EXERCISE
Copy out all lines of the records in which the word "this" appears.

....................

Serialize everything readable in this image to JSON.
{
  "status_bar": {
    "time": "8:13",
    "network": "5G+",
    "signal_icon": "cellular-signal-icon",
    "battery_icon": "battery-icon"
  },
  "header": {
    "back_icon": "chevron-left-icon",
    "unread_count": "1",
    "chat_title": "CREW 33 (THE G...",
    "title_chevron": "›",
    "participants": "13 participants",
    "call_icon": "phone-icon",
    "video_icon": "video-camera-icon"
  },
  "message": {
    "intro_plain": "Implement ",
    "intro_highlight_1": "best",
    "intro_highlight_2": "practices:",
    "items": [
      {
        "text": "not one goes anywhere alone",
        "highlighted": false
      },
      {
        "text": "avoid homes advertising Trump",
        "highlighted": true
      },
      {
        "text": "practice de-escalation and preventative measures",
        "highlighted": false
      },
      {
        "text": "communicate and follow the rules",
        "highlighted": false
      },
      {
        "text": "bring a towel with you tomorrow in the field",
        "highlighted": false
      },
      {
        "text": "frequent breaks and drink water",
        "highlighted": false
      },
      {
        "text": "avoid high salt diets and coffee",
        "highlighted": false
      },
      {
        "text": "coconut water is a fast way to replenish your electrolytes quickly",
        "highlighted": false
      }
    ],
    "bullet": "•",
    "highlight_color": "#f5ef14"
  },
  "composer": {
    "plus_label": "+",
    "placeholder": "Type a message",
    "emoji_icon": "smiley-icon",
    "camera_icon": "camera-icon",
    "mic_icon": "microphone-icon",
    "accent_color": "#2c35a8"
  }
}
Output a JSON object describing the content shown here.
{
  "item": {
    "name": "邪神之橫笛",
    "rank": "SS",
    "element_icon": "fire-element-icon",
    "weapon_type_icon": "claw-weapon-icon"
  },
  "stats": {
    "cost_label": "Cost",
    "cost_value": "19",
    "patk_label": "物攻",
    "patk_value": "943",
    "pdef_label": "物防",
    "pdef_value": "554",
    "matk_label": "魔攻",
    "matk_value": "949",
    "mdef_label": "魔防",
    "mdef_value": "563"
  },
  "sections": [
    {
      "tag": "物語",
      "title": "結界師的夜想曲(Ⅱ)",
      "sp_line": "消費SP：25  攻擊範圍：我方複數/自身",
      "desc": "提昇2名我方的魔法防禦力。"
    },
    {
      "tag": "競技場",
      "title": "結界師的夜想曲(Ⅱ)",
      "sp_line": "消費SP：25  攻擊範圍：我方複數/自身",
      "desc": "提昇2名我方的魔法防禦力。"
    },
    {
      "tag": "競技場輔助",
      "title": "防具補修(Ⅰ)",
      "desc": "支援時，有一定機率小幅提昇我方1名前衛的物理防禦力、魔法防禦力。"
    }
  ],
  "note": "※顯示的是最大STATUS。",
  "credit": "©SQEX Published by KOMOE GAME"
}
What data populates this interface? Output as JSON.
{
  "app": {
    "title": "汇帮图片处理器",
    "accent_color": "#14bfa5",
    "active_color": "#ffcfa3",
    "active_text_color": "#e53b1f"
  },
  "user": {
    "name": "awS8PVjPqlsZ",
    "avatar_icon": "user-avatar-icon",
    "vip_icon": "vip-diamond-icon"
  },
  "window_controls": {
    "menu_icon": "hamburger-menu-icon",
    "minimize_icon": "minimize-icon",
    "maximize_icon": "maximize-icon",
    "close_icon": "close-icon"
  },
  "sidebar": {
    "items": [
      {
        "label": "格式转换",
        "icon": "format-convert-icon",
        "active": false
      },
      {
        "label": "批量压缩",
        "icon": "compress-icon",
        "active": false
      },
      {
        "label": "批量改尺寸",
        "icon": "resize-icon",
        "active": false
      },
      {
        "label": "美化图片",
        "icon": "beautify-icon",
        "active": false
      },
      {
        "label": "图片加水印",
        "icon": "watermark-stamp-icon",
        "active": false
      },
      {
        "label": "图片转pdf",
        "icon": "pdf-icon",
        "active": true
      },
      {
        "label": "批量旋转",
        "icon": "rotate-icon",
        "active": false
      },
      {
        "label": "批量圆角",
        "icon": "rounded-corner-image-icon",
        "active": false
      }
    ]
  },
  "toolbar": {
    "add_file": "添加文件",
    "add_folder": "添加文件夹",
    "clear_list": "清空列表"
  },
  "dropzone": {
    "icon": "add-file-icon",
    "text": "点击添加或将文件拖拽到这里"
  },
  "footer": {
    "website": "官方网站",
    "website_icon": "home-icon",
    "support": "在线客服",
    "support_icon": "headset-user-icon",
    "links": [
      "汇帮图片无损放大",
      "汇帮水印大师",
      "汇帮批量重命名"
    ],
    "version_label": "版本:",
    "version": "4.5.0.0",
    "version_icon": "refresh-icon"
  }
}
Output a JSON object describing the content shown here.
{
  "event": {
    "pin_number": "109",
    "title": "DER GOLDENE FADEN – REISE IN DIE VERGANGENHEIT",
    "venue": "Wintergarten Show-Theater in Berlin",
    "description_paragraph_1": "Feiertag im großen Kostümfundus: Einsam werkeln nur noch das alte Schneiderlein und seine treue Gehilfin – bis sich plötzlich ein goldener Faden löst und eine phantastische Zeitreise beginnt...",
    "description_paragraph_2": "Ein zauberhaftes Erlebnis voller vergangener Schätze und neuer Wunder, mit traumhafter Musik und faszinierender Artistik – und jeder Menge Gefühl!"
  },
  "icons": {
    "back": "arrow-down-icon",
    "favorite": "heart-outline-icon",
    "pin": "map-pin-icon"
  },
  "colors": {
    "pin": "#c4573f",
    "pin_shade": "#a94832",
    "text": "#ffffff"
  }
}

....................

ANSWER IN FULL
Serialize everything readable in this image to JSON.
What data populates this interface? Output as JSON.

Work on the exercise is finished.